--- BEGIN ---
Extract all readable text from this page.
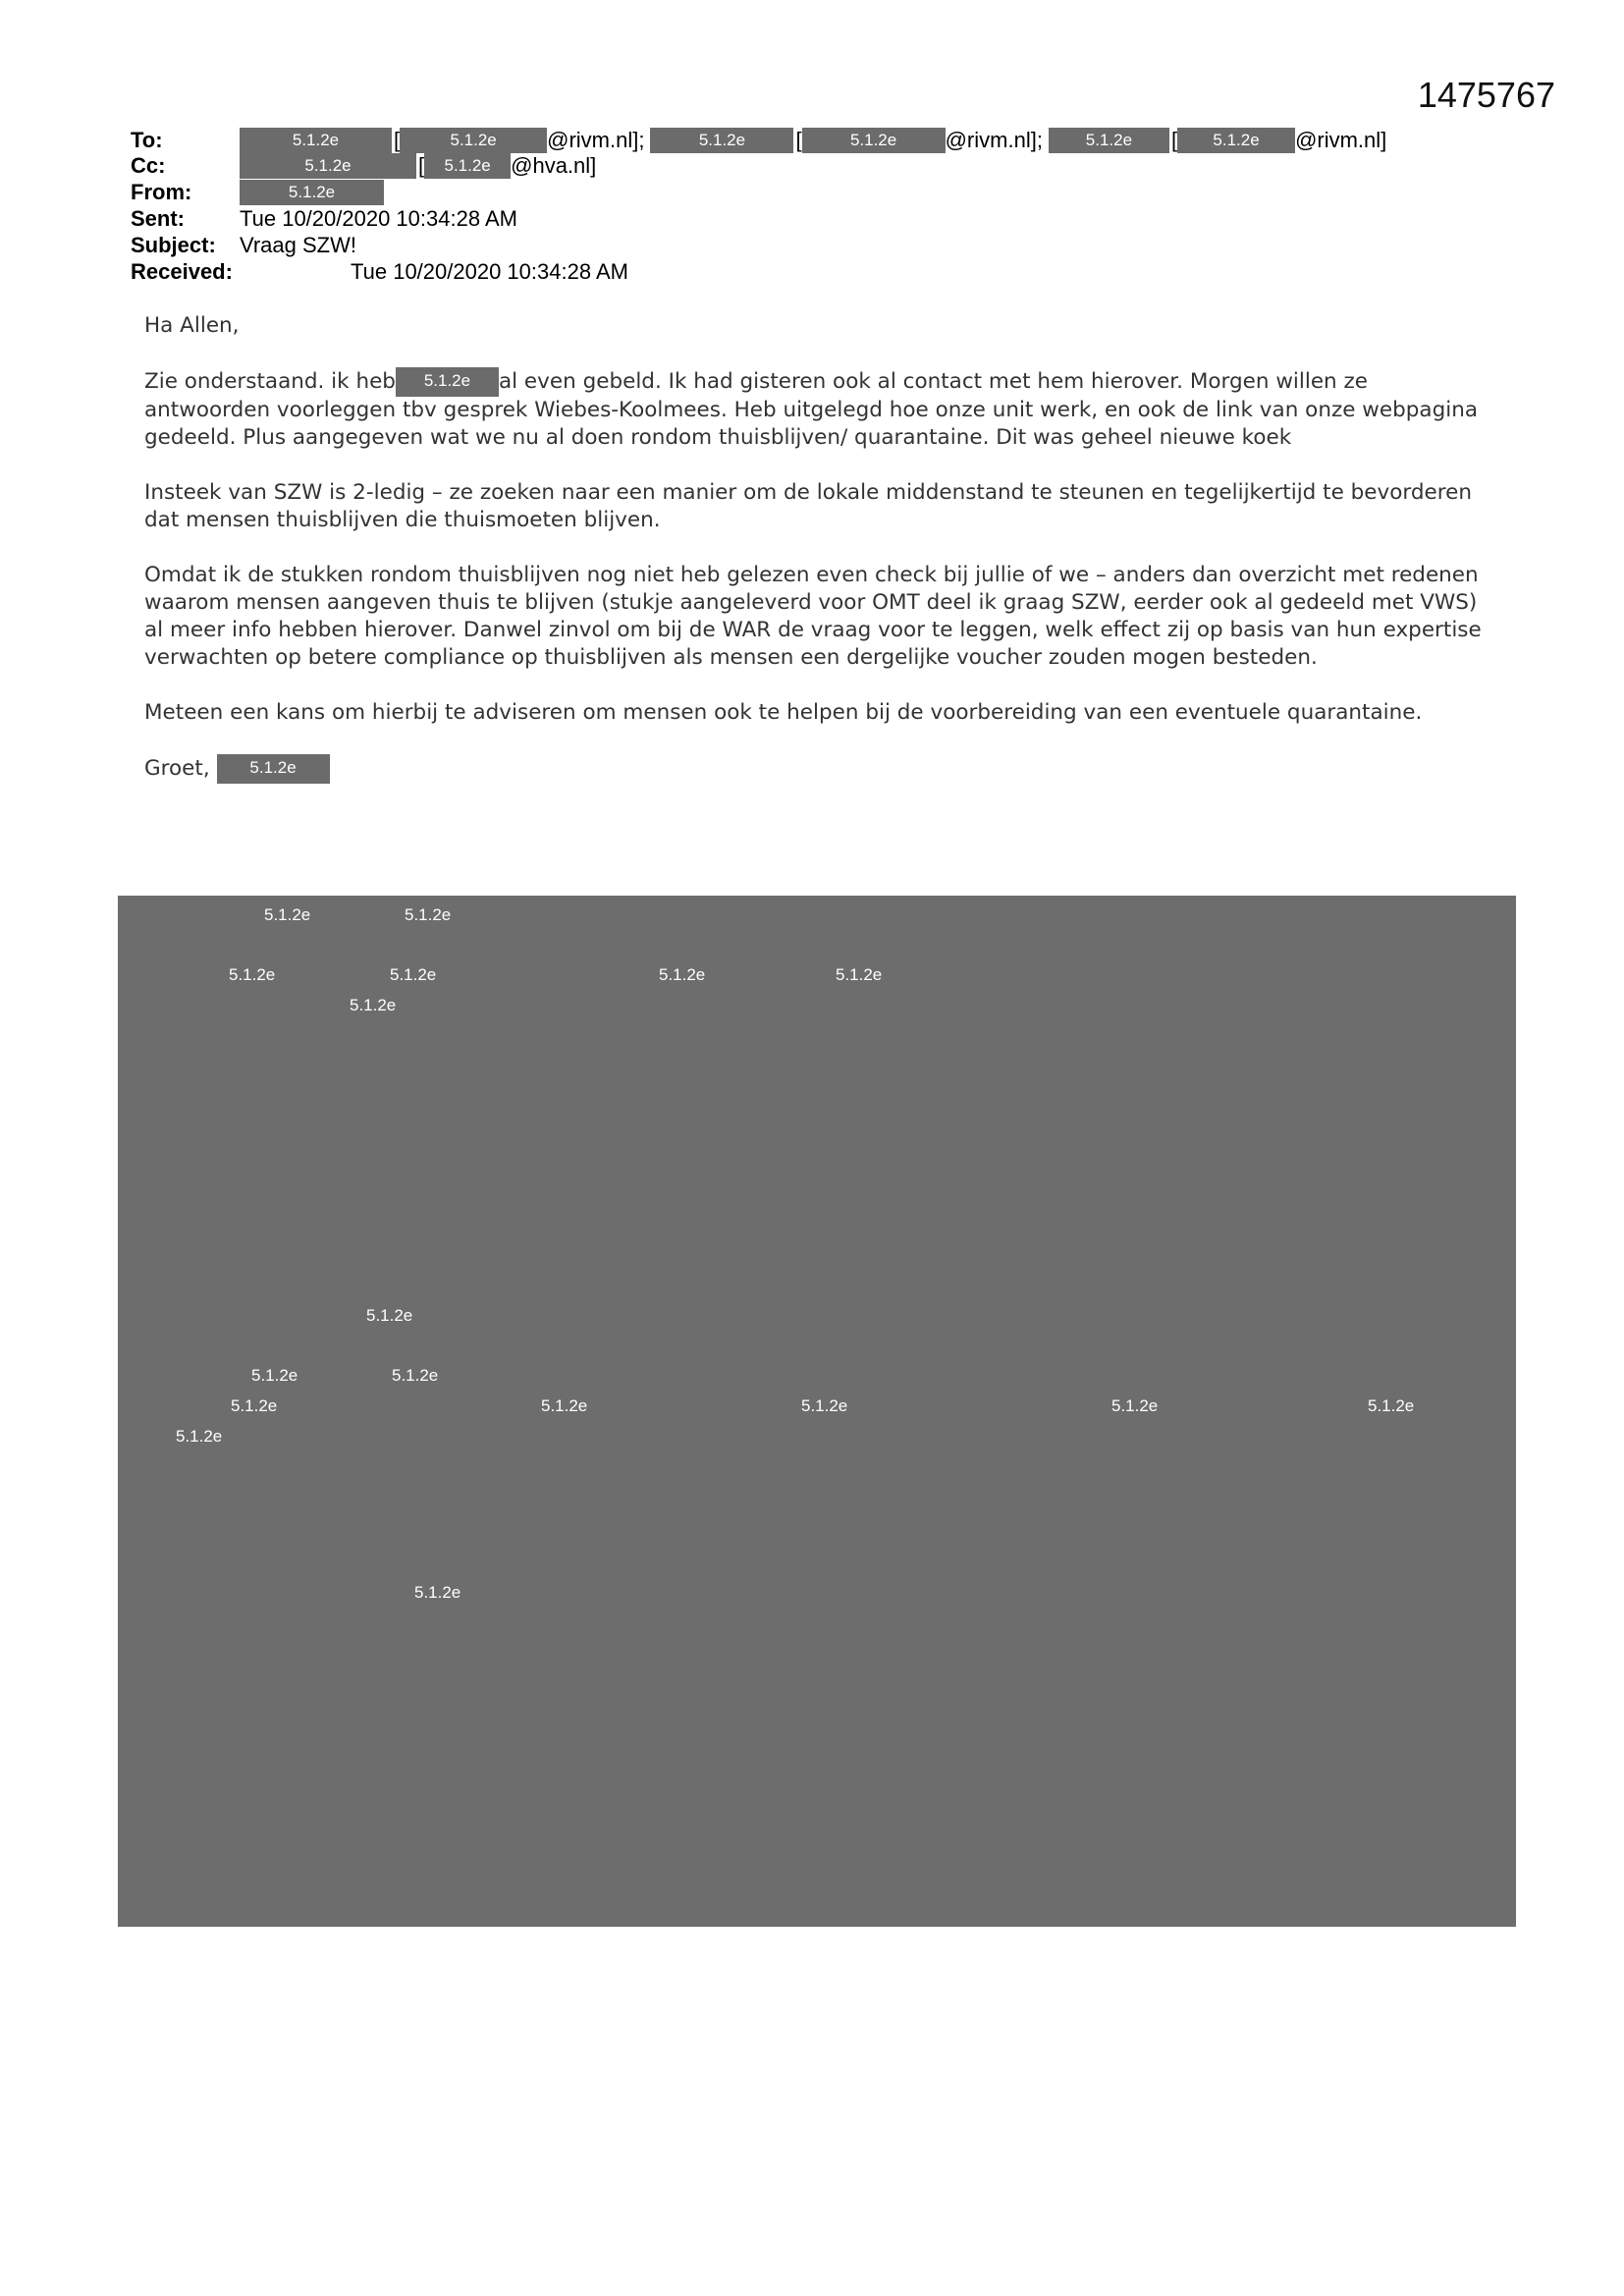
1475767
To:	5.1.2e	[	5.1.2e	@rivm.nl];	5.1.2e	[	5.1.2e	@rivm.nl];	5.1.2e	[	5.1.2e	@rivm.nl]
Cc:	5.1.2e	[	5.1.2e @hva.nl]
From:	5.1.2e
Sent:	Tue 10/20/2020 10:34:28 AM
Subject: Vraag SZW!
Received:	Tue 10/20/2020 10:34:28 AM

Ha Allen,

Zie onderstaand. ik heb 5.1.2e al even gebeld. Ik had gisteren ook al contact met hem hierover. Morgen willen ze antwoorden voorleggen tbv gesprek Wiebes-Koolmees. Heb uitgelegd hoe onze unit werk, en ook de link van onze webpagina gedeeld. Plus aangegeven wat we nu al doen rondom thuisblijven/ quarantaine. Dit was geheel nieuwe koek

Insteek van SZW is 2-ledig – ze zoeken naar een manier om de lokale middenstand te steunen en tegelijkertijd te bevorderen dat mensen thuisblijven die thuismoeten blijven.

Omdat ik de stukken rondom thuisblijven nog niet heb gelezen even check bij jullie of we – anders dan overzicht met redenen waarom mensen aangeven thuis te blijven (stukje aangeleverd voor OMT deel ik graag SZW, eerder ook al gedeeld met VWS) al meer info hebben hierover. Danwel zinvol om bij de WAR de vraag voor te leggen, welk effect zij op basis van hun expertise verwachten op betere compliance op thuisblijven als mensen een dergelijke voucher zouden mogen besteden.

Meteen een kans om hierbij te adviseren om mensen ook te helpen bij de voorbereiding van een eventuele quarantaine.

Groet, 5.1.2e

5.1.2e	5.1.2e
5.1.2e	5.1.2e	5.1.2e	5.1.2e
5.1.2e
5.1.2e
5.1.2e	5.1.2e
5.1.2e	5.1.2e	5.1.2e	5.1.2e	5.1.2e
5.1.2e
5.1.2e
--- END ---
--- BEGIN ---
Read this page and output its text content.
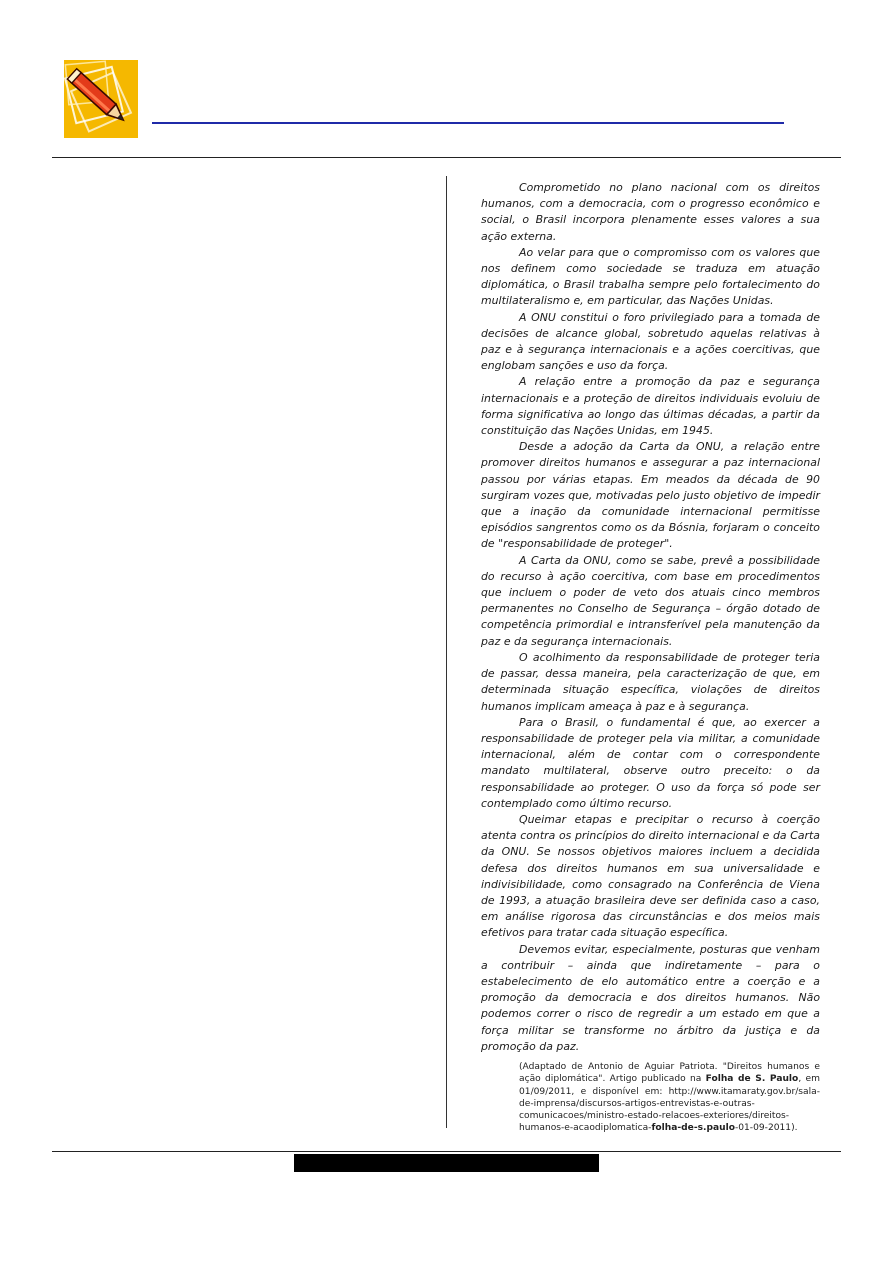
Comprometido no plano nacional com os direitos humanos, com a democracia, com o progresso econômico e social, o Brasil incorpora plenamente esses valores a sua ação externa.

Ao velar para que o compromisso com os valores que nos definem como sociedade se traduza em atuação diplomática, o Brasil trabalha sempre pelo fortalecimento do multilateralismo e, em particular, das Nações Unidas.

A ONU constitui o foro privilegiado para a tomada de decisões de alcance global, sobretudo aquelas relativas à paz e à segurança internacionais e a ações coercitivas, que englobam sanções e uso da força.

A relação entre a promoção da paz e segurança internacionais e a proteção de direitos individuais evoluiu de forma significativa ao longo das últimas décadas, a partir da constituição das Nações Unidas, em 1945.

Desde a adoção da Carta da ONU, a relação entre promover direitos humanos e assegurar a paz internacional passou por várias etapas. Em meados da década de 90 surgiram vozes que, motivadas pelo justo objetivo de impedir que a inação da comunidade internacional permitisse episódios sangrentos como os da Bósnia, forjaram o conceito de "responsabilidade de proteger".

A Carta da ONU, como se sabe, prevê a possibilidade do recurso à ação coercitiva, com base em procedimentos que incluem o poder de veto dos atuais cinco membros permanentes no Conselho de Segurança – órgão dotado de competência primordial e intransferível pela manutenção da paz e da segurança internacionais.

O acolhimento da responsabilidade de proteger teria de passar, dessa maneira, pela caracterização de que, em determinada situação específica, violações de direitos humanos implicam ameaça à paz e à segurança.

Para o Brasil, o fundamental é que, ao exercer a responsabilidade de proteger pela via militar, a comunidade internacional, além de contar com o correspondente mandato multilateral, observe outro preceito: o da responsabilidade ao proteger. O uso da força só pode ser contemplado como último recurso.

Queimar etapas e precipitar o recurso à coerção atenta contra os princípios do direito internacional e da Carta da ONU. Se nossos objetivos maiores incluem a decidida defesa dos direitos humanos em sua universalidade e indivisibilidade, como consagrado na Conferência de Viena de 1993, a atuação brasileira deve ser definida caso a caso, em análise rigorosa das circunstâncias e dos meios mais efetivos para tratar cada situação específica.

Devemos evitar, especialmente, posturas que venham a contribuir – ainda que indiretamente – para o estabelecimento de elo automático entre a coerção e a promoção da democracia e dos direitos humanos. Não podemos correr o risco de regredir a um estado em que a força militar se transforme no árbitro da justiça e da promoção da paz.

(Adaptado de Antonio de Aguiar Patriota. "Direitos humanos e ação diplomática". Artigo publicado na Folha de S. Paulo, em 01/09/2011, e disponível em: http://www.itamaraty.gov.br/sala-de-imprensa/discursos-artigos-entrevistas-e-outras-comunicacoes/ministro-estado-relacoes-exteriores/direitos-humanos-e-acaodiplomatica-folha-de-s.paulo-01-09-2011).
--- END ---
> _TASK DETAILS_
Using the records above, pull out each line where the word "promoção" occurs.

> _RESPONSE_
A relação entre a promoção da paz e segurança internacionais e a proteção de direitos individuais evoluiu de forma significativa ao longo das últimas décadas, a partir da constituição das Nações Unidas, em 1945.
Devemos evitar, especialmente, posturas que venham a contribuir – ainda que indiretamente – para o estabelecimento de elo automático entre a coerção e a promoção da democracia e dos direitos humanos. Não podemos correr o risco de regredir a um estado em que a força militar se transforme no árbitro da justiça e da promoção da paz.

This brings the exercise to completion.